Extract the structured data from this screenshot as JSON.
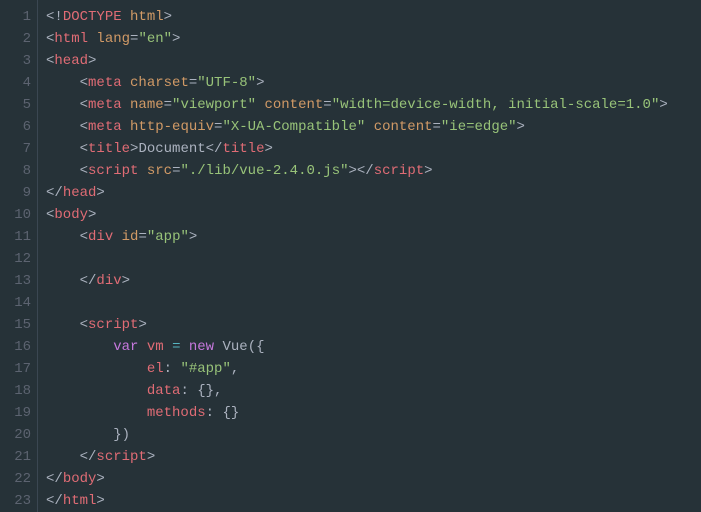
{
  "lineNumbers": [
    "1",
    "2",
    "3",
    "4",
    "5",
    "6",
    "7",
    "8",
    "9",
    "10",
    "11",
    "12",
    "13",
    "14",
    "15",
    "16",
    "17",
    "18",
    "19",
    "20",
    "21",
    "22",
    "23"
  ],
  "code": {
    "l1": [
      [
        "p",
        "<!"
      ],
      [
        "tg",
        "DOCTYPE"
      ],
      [
        "p",
        " "
      ],
      [
        "at",
        "html"
      ],
      [
        "p",
        ">"
      ]
    ],
    "l2": [
      [
        "p",
        "<"
      ],
      [
        "tg",
        "html"
      ],
      [
        "p",
        " "
      ],
      [
        "at",
        "lang"
      ],
      [
        "p",
        "="
      ],
      [
        "st",
        "\"en\""
      ],
      [
        "p",
        ">"
      ]
    ],
    "l3": [
      [
        "p",
        "<"
      ],
      [
        "tg",
        "head"
      ],
      [
        "p",
        ">"
      ]
    ],
    "l4": [
      [
        "p",
        "    <"
      ],
      [
        "tg",
        "meta"
      ],
      [
        "p",
        " "
      ],
      [
        "at",
        "charset"
      ],
      [
        "p",
        "="
      ],
      [
        "st",
        "\"UTF-8\""
      ],
      [
        "p",
        ">"
      ]
    ],
    "l5": [
      [
        "p",
        "    <"
      ],
      [
        "tg",
        "meta"
      ],
      [
        "p",
        " "
      ],
      [
        "at",
        "name"
      ],
      [
        "p",
        "="
      ],
      [
        "st",
        "\"viewport\""
      ],
      [
        "p",
        " "
      ],
      [
        "at",
        "content"
      ],
      [
        "p",
        "="
      ],
      [
        "st",
        "\"width=device-width, initial-scale=1.0\""
      ],
      [
        "p",
        ">"
      ]
    ],
    "l6": [
      [
        "p",
        "    <"
      ],
      [
        "tg",
        "meta"
      ],
      [
        "p",
        " "
      ],
      [
        "at",
        "http-equiv"
      ],
      [
        "p",
        "="
      ],
      [
        "st",
        "\"X-UA-Compatible\""
      ],
      [
        "p",
        " "
      ],
      [
        "at",
        "content"
      ],
      [
        "p",
        "="
      ],
      [
        "st",
        "\"ie=edge\""
      ],
      [
        "p",
        ">"
      ]
    ],
    "l7": [
      [
        "p",
        "    <"
      ],
      [
        "tg",
        "title"
      ],
      [
        "p",
        ">"
      ],
      [
        "tx",
        "Document"
      ],
      [
        "p",
        "</"
      ],
      [
        "tg",
        "title"
      ],
      [
        "p",
        ">"
      ]
    ],
    "l8": [
      [
        "p",
        "    <"
      ],
      [
        "tg",
        "script"
      ],
      [
        "p",
        " "
      ],
      [
        "at",
        "src"
      ],
      [
        "p",
        "="
      ],
      [
        "st",
        "\"./lib/vue-2.4.0.js\""
      ],
      [
        "p",
        "></"
      ],
      [
        "tg",
        "script"
      ],
      [
        "p",
        ">"
      ]
    ],
    "l9": [
      [
        "p",
        "</"
      ],
      [
        "tg",
        "head"
      ],
      [
        "p",
        ">"
      ]
    ],
    "l10": [
      [
        "p",
        "<"
      ],
      [
        "tg",
        "body"
      ],
      [
        "p",
        ">"
      ]
    ],
    "l11": [
      [
        "p",
        "    <"
      ],
      [
        "tg",
        "div"
      ],
      [
        "p",
        " "
      ],
      [
        "at",
        "id"
      ],
      [
        "p",
        "="
      ],
      [
        "st",
        "\"app\""
      ],
      [
        "p",
        ">"
      ]
    ],
    "l12": [
      [
        "p",
        ""
      ]
    ],
    "l13": [
      [
        "p",
        "    </"
      ],
      [
        "tg",
        "div"
      ],
      [
        "p",
        ">"
      ]
    ],
    "l14": [
      [
        "p",
        ""
      ]
    ],
    "l15": [
      [
        "p",
        "    <"
      ],
      [
        "tg",
        "script"
      ],
      [
        "p",
        ">"
      ]
    ],
    "l16": [
      [
        "tx",
        "        "
      ],
      [
        "kw",
        "var"
      ],
      [
        "tx",
        " "
      ],
      [
        "vr",
        "vm"
      ],
      [
        "tx",
        " "
      ],
      [
        "op",
        "="
      ],
      [
        "tx",
        " "
      ],
      [
        "kw",
        "new"
      ],
      [
        "tx",
        " Vue({"
      ]
    ],
    "l17": [
      [
        "tx",
        "            "
      ],
      [
        "vr",
        "el"
      ],
      [
        "tx",
        ": "
      ],
      [
        "st",
        "\"#app\""
      ],
      [
        "tx",
        ","
      ]
    ],
    "l18": [
      [
        "tx",
        "            "
      ],
      [
        "vr",
        "data"
      ],
      [
        "tx",
        ": {},"
      ]
    ],
    "l19": [
      [
        "tx",
        "            "
      ],
      [
        "vr",
        "methods"
      ],
      [
        "tx",
        ": {}"
      ]
    ],
    "l20": [
      [
        "tx",
        "        })"
      ]
    ],
    "l21": [
      [
        "p",
        "    </"
      ],
      [
        "tg",
        "script"
      ],
      [
        "p",
        ">"
      ]
    ],
    "l22": [
      [
        "p",
        "</"
      ],
      [
        "tg",
        "body"
      ],
      [
        "p",
        ">"
      ]
    ],
    "l23": [
      [
        "p",
        "</"
      ],
      [
        "tg",
        "html"
      ],
      [
        "p",
        ">"
      ]
    ]
  }
}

::::

SET PROBLEM:
All of the material above is to be copied exactly, except for its images.

RESPONSE:
Extract the structured data from this screenshot as JSON.
{
  "lineNumbers": [
    "1",
    "2",
    "3",
    "4",
    "5",
    "6",
    "7",
    "8",
    "9",
    "10",
    "11",
    "12",
    "13",
    "14",
    "15",
    "16",
    "17",
    "18",
    "19",
    "20",
    "21",
    "22",
    "23"
  ],
  "code": {
    "l1": [
      [
        "p",
        "<!"
      ],
      [
        "tg",
        "DOCTYPE"
      ],
      [
        "p",
        " "
      ],
      [
        "at",
        "html"
      ],
      [
        "p",
        ">"
      ]
    ],
    "l2": [
      [
        "p",
        "<"
      ],
      [
        "tg",
        "html"
      ],
      [
        "p",
        " "
      ],
      [
        "at",
        "lang"
      ],
      [
        "p",
        "="
      ],
      [
        "st",
        "\"en\""
      ],
      [
        "p",
        ">"
      ]
    ],
    "l3": [
      [
        "p",
        "<"
      ],
      [
        "tg",
        "head"
      ],
      [
        "p",
        ">"
      ]
    ],
    "l4": [
      [
        "p",
        "    <"
      ],
      [
        "tg",
        "meta"
      ],
      [
        "p",
        " "
      ],
      [
        "at",
        "charset"
      ],
      [
        "p",
        "="
      ],
      [
        "st",
        "\"UTF-8\""
      ],
      [
        "p",
        ">"
      ]
    ],
    "l5": [
      [
        "p",
        "    <"
      ],
      [
        "tg",
        "meta"
      ],
      [
        "p",
        " "
      ],
      [
        "at",
        "name"
      ],
      [
        "p",
        "="
      ],
      [
        "st",
        "\"viewport\""
      ],
      [
        "p",
        " "
      ],
      [
        "at",
        "content"
      ],
      [
        "p",
        "="
      ],
      [
        "st",
        "\"width=device-width, initial-scale=1.0\""
      ],
      [
        "p",
        ">"
      ]
    ],
    "l6": [
      [
        "p",
        "    <"
      ],
      [
        "tg",
        "meta"
      ],
      [
        "p",
        " "
      ],
      [
        "at",
        "http-equiv"
      ],
      [
        "p",
        "="
      ],
      [
        "st",
        "\"X-UA-Compatible\""
      ],
      [
        "p",
        " "
      ],
      [
        "at",
        "content"
      ],
      [
        "p",
        "="
      ],
      [
        "st",
        "\"ie=edge\""
      ],
      [
        "p",
        ">"
      ]
    ],
    "l7": [
      [
        "p",
        "    <"
      ],
      [
        "tg",
        "title"
      ],
      [
        "p",
        ">"
      ],
      [
        "tx",
        "Document"
      ],
      [
        "p",
        "</"
      ],
      [
        "tg",
        "title"
      ],
      [
        "p",
        ">"
      ]
    ],
    "l8": [
      [
        "p",
        "    <"
      ],
      [
        "tg",
        "script"
      ],
      [
        "p",
        " "
      ],
      [
        "at",
        "src"
      ],
      [
        "p",
        "="
      ],
      [
        "st",
        "\"./lib/vue-2.4.0.js\""
      ],
      [
        "p",
        "></"
      ],
      [
        "tg",
        "script"
      ],
      [
        "p",
        ">"
      ]
    ],
    "l9": [
      [
        "p",
        "</"
      ],
      [
        "tg",
        "head"
      ],
      [
        "p",
        ">"
      ]
    ],
    "l10": [
      [
        "p",
        "<"
      ],
      [
        "tg",
        "body"
      ],
      [
        "p",
        ">"
      ]
    ],
    "l11": [
      [
        "p",
        "    <"
      ],
      [
        "tg",
        "div"
      ],
      [
        "p",
        " "
      ],
      [
        "at",
        "id"
      ],
      [
        "p",
        "="
      ],
      [
        "st",
        "\"app\""
      ],
      [
        "p",
        ">"
      ]
    ],
    "l12": [
      [
        "p",
        ""
      ]
    ],
    "l13": [
      [
        "p",
        "    </"
      ],
      [
        "tg",
        "div"
      ],
      [
        "p",
        ">"
      ]
    ],
    "l14": [
      [
        "p",
        ""
      ]
    ],
    "l15": [
      [
        "p",
        "    <"
      ],
      [
        "tg",
        "script"
      ],
      [
        "p",
        ">"
      ]
    ],
    "l16": [
      [
        "tx",
        "        "
      ],
      [
        "kw",
        "var"
      ],
      [
        "tx",
        " "
      ],
      [
        "vr",
        "vm"
      ],
      [
        "tx",
        " "
      ],
      [
        "op",
        "="
      ],
      [
        "tx",
        " "
      ],
      [
        "kw",
        "new"
      ],
      [
        "tx",
        " Vue({"
      ]
    ],
    "l17": [
      [
        "tx",
        "            "
      ],
      [
        "vr",
        "el"
      ],
      [
        "tx",
        ": "
      ],
      [
        "st",
        "\"#app\""
      ],
      [
        "tx",
        ","
      ]
    ],
    "l18": [
      [
        "tx",
        "            "
      ],
      [
        "vr",
        "data"
      ],
      [
        "tx",
        ": {},"
      ]
    ],
    "l19": [
      [
        "tx",
        "            "
      ],
      [
        "vr",
        "methods"
      ],
      [
        "tx",
        ": {}"
      ]
    ],
    "l20": [
      [
        "tx",
        "        })"
      ]
    ],
    "l21": [
      [
        "p",
        "    </"
      ],
      [
        "tg",
        "script"
      ],
      [
        "p",
        ">"
      ]
    ],
    "l22": [
      [
        "p",
        "</"
      ],
      [
        "tg",
        "body"
      ],
      [
        "p",
        ">"
      ]
    ],
    "l23": [
      [
        "p",
        "</"
      ],
      [
        "tg",
        "html"
      ],
      [
        "p",
        ">"
      ]
    ]
  }
}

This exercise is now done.